* BEGIN Input material *
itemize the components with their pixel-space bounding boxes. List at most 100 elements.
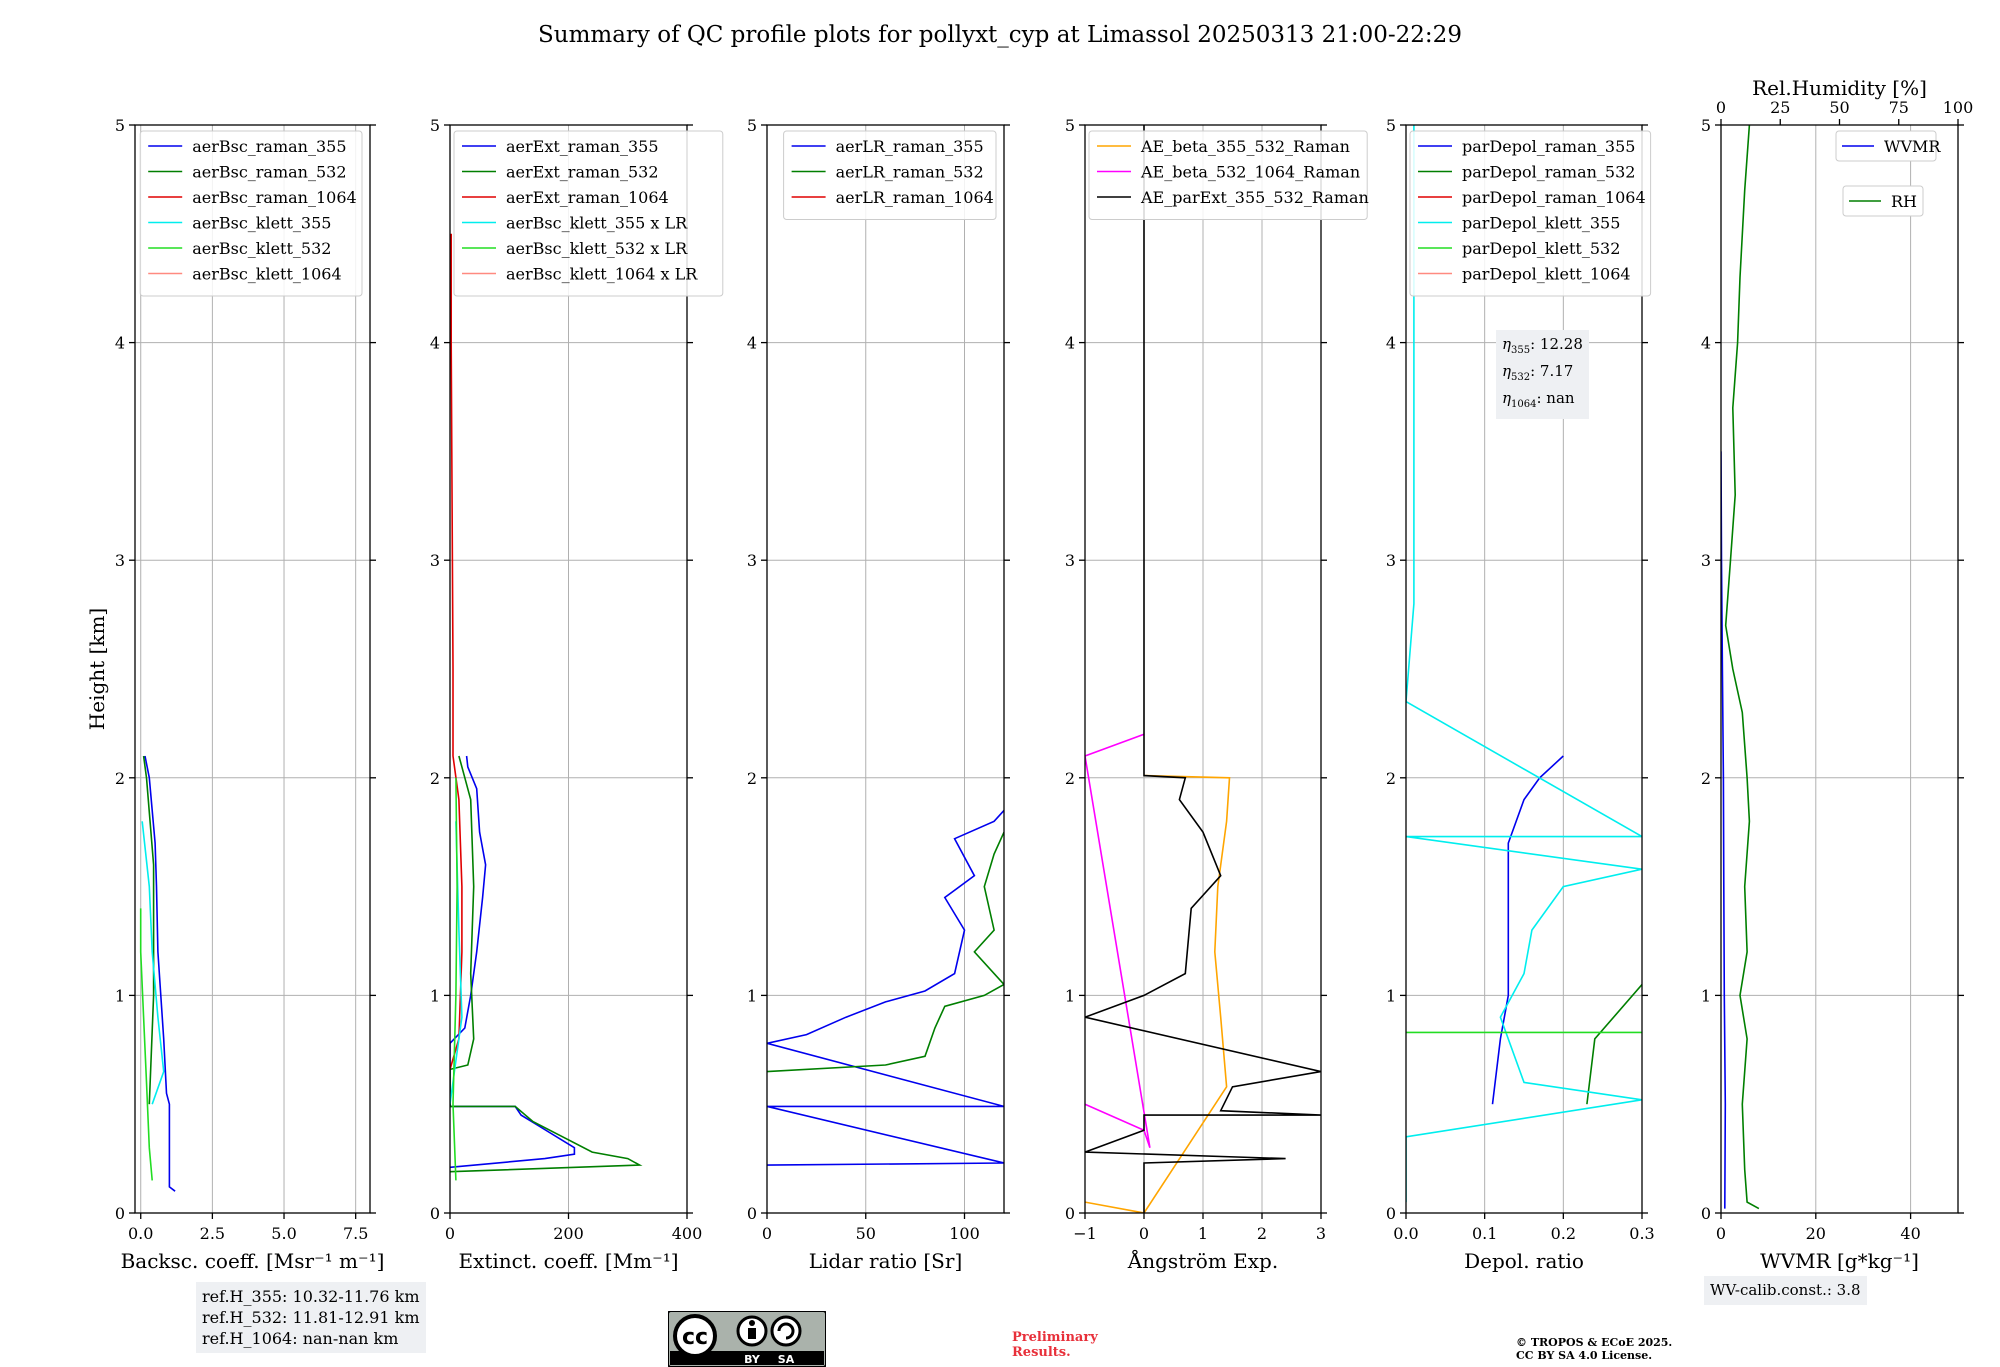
x-tick-label: 0 <box>762 1224 772 1243</box>
chart-panel-1: 0.0 2.5 5.0 7.5 0 1 2 3 4 5 Backsc. coeff. [Msr⁻¹ … <box>85 116 384 1273</box>
x-tick-label: 7.5 <box>343 1224 368 1243</box>
axes-frame <box>1720 124 1959 1214</box>
legend-label: WVMR <box>1884 137 1941 156</box>
series-line-rh <box>1724 125 1760 1210</box>
x-tick-label: 3 <box>1316 1224 1326 1243</box>
x-tick-label: 2.5 <box>200 1224 225 1243</box>
y-tick-label: 3 <box>747 551 757 570</box>
ref-height-532: ref.H_532: 11.81-12.91 km <box>202 1308 420 1327</box>
figure-title: Summary of QC profile plots for pollyxt_… <box>538 22 1462 48</box>
y-tick-label: 1 <box>115 986 125 1005</box>
series-line-ae-parext-355-532-raman <box>1085 125 1321 1213</box>
axes-frame <box>1405 124 1643 1214</box>
x-tick-label: 1 <box>1198 1224 1208 1243</box>
y-tick-label: 1 <box>1065 986 1075 1005</box>
y-tick-label: 3 <box>115 551 125 570</box>
series-line-aerlr-raman-355 <box>767 809 1004 1166</box>
y-tick-label: 2 <box>747 769 757 788</box>
x-tick-label: 0.0 <box>1393 1224 1418 1243</box>
x-tick-label: 40 <box>1900 1224 1920 1243</box>
series-line-aerbsc-klett-532-x-lr <box>452 777 458 1181</box>
preliminary-line-1: Preliminary <box>1012 1330 1098 1345</box>
legend-label: parDepol_raman_1064 <box>1462 188 1646 207</box>
y-tick-label: 3 <box>1386 551 1396 570</box>
legend-label: parDepol_raman_355 <box>1462 137 1635 156</box>
legend-label: aerBsc_klett_355 <box>192 214 331 233</box>
x-tick-label: 100 <box>949 1224 980 1243</box>
y-tick-label: 2 <box>430 769 440 788</box>
wv-calib-box: WV-calib.const.: 3.8 <box>1704 1276 1867 1305</box>
legend-label: aerBsc_klett_532 x LR <box>506 239 688 258</box>
x-tick-label: 400 <box>672 1224 703 1243</box>
reference-heights-box: ref.H_355: 10.32-11.76 km ref.H_532: 11.… <box>196 1282 426 1353</box>
legend-label: aerBsc_raman_532 <box>192 163 346 182</box>
y-tick-label: 3 <box>1065 551 1075 570</box>
svg-text:cc: cc <box>682 1325 708 1350</box>
y-tick-label: 4 <box>1701 334 1711 353</box>
x-tick-label: 0.0 <box>128 1224 153 1243</box>
copyright-note: © TROPOS & ECoE 2025. CC BY SA 4.0 Licen… <box>1516 1336 1672 1362</box>
x-axis-label: Lidar ratio [Sr] <box>809 1249 963 1273</box>
x-tick-label: 50 <box>856 1224 876 1243</box>
legend-label: AE_parExt_355_532_Raman <box>1140 188 1369 207</box>
legend-label: aerBsc_raman_1064 <box>192 188 357 207</box>
eta-355: 12.28 <box>1539 335 1583 353</box>
series-line-aerbsc-klett-355 <box>141 821 165 1105</box>
copyright-line-1: © TROPOS & ECoE 2025. <box>1516 1336 1673 1349</box>
legend-label: aerBsc_klett_355 x LR <box>506 214 688 233</box>
series-line-pardepol-raman-355 <box>1491 755 1564 1105</box>
x2-tick-label: 100 <box>1943 98 1974 117</box>
series-line-pardepol-raman-532 <box>1586 983 1642 1105</box>
y-tick-label: 2 <box>115 769 125 788</box>
legend-label: aerExt_raman_1064 <box>506 188 669 207</box>
series-line-ae-beta-355-532-raman <box>1085 774 1231 1213</box>
y-tick-label: 0 <box>1065 1204 1075 1223</box>
y-tick-label: 5 <box>430 116 440 135</box>
y-tick-label: 1 <box>747 986 757 1005</box>
legend-label: aerLR_raman_532 <box>836 163 984 182</box>
y-tick-label: 2 <box>1701 769 1711 788</box>
x2-tick-label: 75 <box>1889 98 1909 117</box>
series-line-aerbsc-raman-532 <box>142 755 155 1105</box>
y-tick-label: 4 <box>747 334 757 353</box>
x-tick-label: 2 <box>1257 1224 1267 1243</box>
axes-frame <box>766 124 1005 1214</box>
series-line-aerbsc-raman-355 <box>144 755 176 1192</box>
chart-panel-3: 0 50 100 0 1 2 3 4 5 Lidar ratio [Sr] aerLR_raman_… <box>747 116 1010 1273</box>
series-line-ae-beta-532-1064-raman <box>1085 733 1151 1148</box>
x2-tick-label: 0 <box>1716 98 1726 117</box>
x-tick-label: 0.1 <box>1472 1224 1497 1243</box>
legend-box <box>1842 185 1924 217</box>
legend-box <box>1835 130 1937 162</box>
y-tick-label: 4 <box>1386 334 1396 353</box>
x-tick-label: 0 <box>445 1224 455 1243</box>
x-tick-label: 0.3 <box>1629 1224 1654 1243</box>
legend-label: aerLR_raman_355 <box>836 137 984 156</box>
series-line-aerext-raman-532 <box>450 755 643 1173</box>
series-line-aerext-raman-355 <box>450 755 576 1169</box>
legend-box <box>453 130 724 297</box>
eta-1064: nan <box>1546 389 1575 407</box>
legend-label: parDepol_raman_532 <box>1462 163 1635 182</box>
ref-height-1064: ref.H_1064: nan-nan km <box>202 1329 399 1348</box>
y-tick-label: 0 <box>747 1204 757 1223</box>
x2-tick-label: 25 <box>1770 98 1790 117</box>
y-tick-label: 1 <box>430 986 440 1005</box>
series-line-aerbsc-klett-532 <box>139 908 153 1181</box>
legend-label: AE_beta_355_532_Raman <box>1140 137 1350 156</box>
y-tick-label: 5 <box>115 116 125 135</box>
series-line-aerlr-raman-532 <box>767 831 1004 1073</box>
legend-label: parDepol_klett_355 <box>1462 214 1620 233</box>
y-tick-label: 0 <box>430 1204 440 1223</box>
legend-label: aerLR_raman_1064 <box>836 188 994 207</box>
y-tick-label: 5 <box>1701 116 1711 135</box>
x-tick-label: 0.2 <box>1551 1224 1576 1243</box>
legend-label: AE_beta_532_1064_Raman <box>1140 163 1360 182</box>
x-axis-label: Backsc. coeff. [Msr⁻¹ m⁻¹] <box>121 1249 385 1273</box>
legend-box <box>783 130 997 220</box>
eta-532: 7.17 <box>1539 362 1574 380</box>
y-tick-label: 4 <box>1065 334 1075 353</box>
legend-box <box>139 130 363 297</box>
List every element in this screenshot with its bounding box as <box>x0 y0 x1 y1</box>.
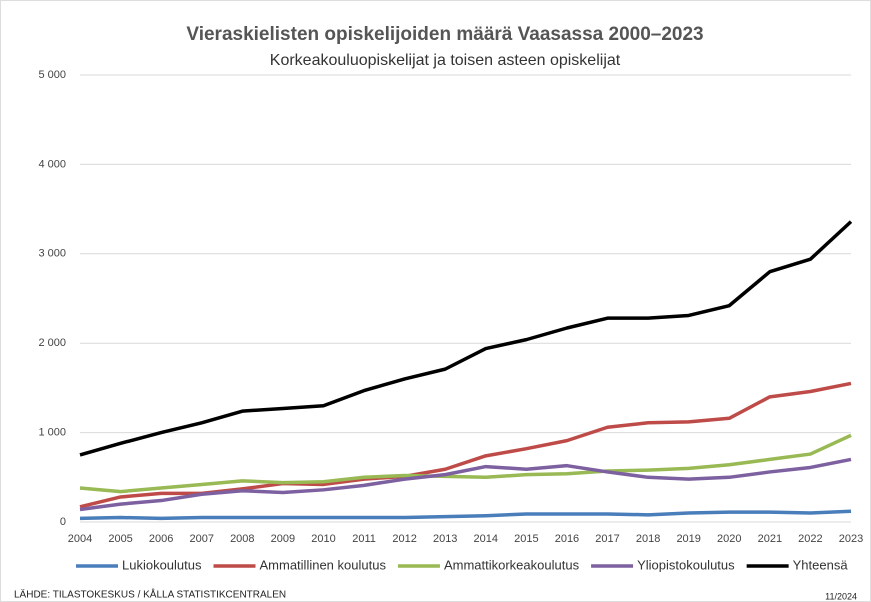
* END Input material *
Directions
Express every line of the material above as a JSON array of strings, one string per line, with blank lines omitted. Leave the pictures out of the array.

Answer to the exercise
[
  "itemize the components with their pixel-space bounding boxes. List at most 100 elements.",
  "x-tick-label: 0 <box>762 1224 772 1243</box>",
  "chart-panel-1: 0.0 2.5 5.0 7.5 0 1 2 3 4 5 Backsc. coeff. [Msr⁻¹ … <box>85 116 384 1273</box>",
  "x-tick-label: 7.5 <box>343 1224 368 1243</box>",
  "axes-frame <box>1720 124 1959 1214</box>",
  "legend-label: WVMR <box>1884 137 1941 156</box>",
  "series-line-rh <box>1724 125 1760 1210</box>",
  "x-tick-label: 3 <box>1316 1224 1326 1243</box>",
  "x-tick-label: 2.5 <box>200 1224 225 1243</box>",
  "y-tick-label: 3 <box>747 551 757 570</box>",
  "ref-height-532: ref.H_532: 11.81-12.91 km <box>202 1308 420 1327</box>",
  "figure-title: Summary of QC profile plots for pollyxt_… <box>538 22 1462 48</box>",
  "y-tick-label: 1 <box>115 986 125 1005</box>",
  "series-line-ae-parext-355-532-raman <box>1085 125 1321 1213</box>",
  "axes-frame <box>1405 124 1643 1214</box>",
  "x-tick-label: 1 <box>1198 1224 1208 1243</box>",
  "y-tick-label: 1 <box>1065 986 1075 1005</box>",
  "y-tick-label: 3 <box>115 551 125 570</box>",
  "series-line-aerlr-raman-355 <box>767 809 1004 1166</box>",
  "y-tick-label: 2 <box>747 769 757 788</box>",
  "x-tick-label: 0.0 <box>1393 1224 1418 1243</box>",
  "x-tick-label: 40 <box>1900 1224 1920 1243</box>",
  "series-line-aerbsc-klett-532-x-lr <box>452 777 458 1181</box>",
  "preliminary-line-1: Preliminary <box>1012 1330 1098 1345</box>",
  "legend-label: parDepol_raman_1064 <box>1462 188 1646 207</box>",
  "y-tick-label: 3 <box>1386 551 1396 570</box>",
  "legend-label: parDepol_raman_355 <box>1462 137 1635 156</box>",
  "legend-label: aerBsc_klett_355 <box>192 214 331 233</box>",
  "x-tick-label: 100 <box>949 1224 980 1243</box>",
  "y-tick-label: 2 <box>430 769 440 788</box>",
  "wv-calib-box: WV-calib.const.: 3.8 <box>1704 1276 1867 1305</box>",
  "legend-label: aerBsc_klett_532 x LR <box>506 239 688 258</box>",
  "x-tick-label: 400 <box>672 1224 703 1243</box>",
  "reference-heights-box: ref.H_355: 10.32-11.76 km ref.H_532: 11.… <box>196 1282 426 1353</box>",
  "legend-label: aerBsc_raman_532 <box>192 163 346 182</box>",
  "y-tick-label: 3 <box>1065 551 1075 570</box>",
  "svg-text:cc: cc <box>682 1325 708 1350</box>",
  "y-tick-label: 4 <box>1701 334 1711 353</box>",
  "x-tick-label: 0.0 <box>128 1224 153 1243</box>",
  "copyright-note: © TROPOS & ECoE 2025. CC BY SA 4.0 Licen… <box>1516 1336 1672 1362</box>",
  "x-axis-label: Lidar ratio [Sr] <box>809 1249 963 1273</box>",
  "x-tick-label: 50 <box>856 1224 876 1243</box>",
  "legend-label: AE_parExt_355_532_Raman <box>1140 188 1369 207</box>",
  "legend-label: aerBsc_raman_1064 <box>192 188 357 207</box>",
  "eta-355: 12.28 <box>1539 335 1583 353</box>",
  "series-line-aerbsc-klett-355 <box>141 821 165 1105</box>",
  "copyright-line-1: © TROPOS & ECoE 2025. <box>1516 1336 1673 1349</box>",
  "legend-label: aerBsc_klett_355 x LR <box>506 214 688 233</box>",
  "series-line-pardepol-raman-355 <box>1491 755 1564 1105</box>",
  "x2-tick-label: 100 <box>1943 98 1974 117</box>",
  "series-line-pardepol-raman-532 <box>1586 983 1642 1105</box>",
  "y-tick-label: 2 <box>115 769 125 788</box>",
  "legend-label: aerExt_raman_1064 <box>506 188 669 207</box>",
  "series-line-ae-beta-355-532-raman <box>1085 774 1231 1213</box>",
  "y-tick-label: 0 <box>1065 1204 1075 1223</box>",
  "y-tick-label: 5 <box>430 116 440 135</box>",
  "y-tick-label: 1 <box>747 986 757 1005</box>",
  "legend-label: aerLR_raman_532 <box>836 163 984 182</box>",
  "y-tick-label: 2 <box>1701 769 1711 788</box>",
  "x2-tick-label: 75 <box>1889 98 1909 117</box>",
  "series-line-aerbsc-raman-532 <box>142 755 155 1105</box>",
  "y-tick-label: 4 <box>747 334 757 353</box>",
  "x-tick-label: 2 <box>1257 1224 1267 1243</box>",
  "axes-frame <box>766 124 1005 1214</box>",
  "series-line-aerbsc-raman-355 <box>144 755 176 1192</box>",
  "chart-panel-3: 0 50 100 0 1 2 3 4 5 Lidar ratio [Sr] aerLR_raman_… <box>747 116 1010 1273</box>",
  "series-line-ae-beta-532-1064-raman <box>1085 733 1151 1148</box>",
  "x2-tick-label: 0 <box>1716 98 1726 117</box>",
  "x-tick-label: 0.1 <box>1472 1224 1497 1243</box>",
  "legend-box <box>1842 185 1924 217</box>",
  "legend-box <box>1835 130 1937 162</box>",
  "y-tick-label: 4 <box>1386 334 1396 353</box>",
  "x-tick-label: 0 <box>445 1224 455 1243</box>",
  "x-tick-label: 0.3 <box>1629 1224 1654 1243</box>",
  "legend-label: aerLR_raman_355 <box>836 137 984 156</box>",
  "series-line-aerext-raman-532 <box>450 755 643 1173</box>",
  "series-line-aerext-raman-355 <box>450 755 576 1169</box>",
  "legend-box <box>453 130 724 297</box>",
  "eta-1064: nan <box>1546 389 1575 407</box>",
  "legend-label: parDepol_raman_532 <box>1462 163 1635 182</box>",
  "ref-height-1064: ref.H_1064: nan-nan km <box>202 1329 399 1348</box>",
  "y-tick-label: 0 <box>747 1204 757 1223</box>",
  "x2-tick-label: 25 <box>1770 98 1790 117</box>",
  "y-tick-label: 1 <box>430 986 440 1005</box>",
  "series-line-aerbsc-klett-532 <box>139 908 153 1181</box>",
  "legend-label: AE_beta_355_532_Raman <box>1140 137 1350 156</box>",
  "y-tick-label: 5 <box>115 116 125 135</box>",
  "series-line-aerlr-raman-532 <box>767 831 1004 1073</box>",
  "legend-label: parDepol_klett_355 <box>1462 214 1620 233</box>",
  "y-tick-label: 0 <box>430 1204 440 1223</box>",
  "legend-label: aerLR_raman_1064 <box>836 188 994 207</box>",
  "y-tick-label: 5 <box>1701 116 1711 135</box>",
  "x-tick-label: 0.2 <box>1551 1224 1576 1243</box>",
  "legend-label: AE_beta_532_1064_Raman <box>1140 163 1360 182</box>",
  "x-axis-label: Backsc. coeff. [Msr⁻¹ m⁻¹] <box>121 1249 385 1273</box>",
  "legend-box <box>783 130 997 220</box>",
  "eta-532: 7.17 <box>1539 362 1574 380</box>",
  "y-tick-label: 4 <box>1065 334 1075 353</box>",
  "legend-box <box>139 130 363 297</box>",
  "List every element in this screenshot with its bounding box as <box>x0 y0 x1 y1</box>."
]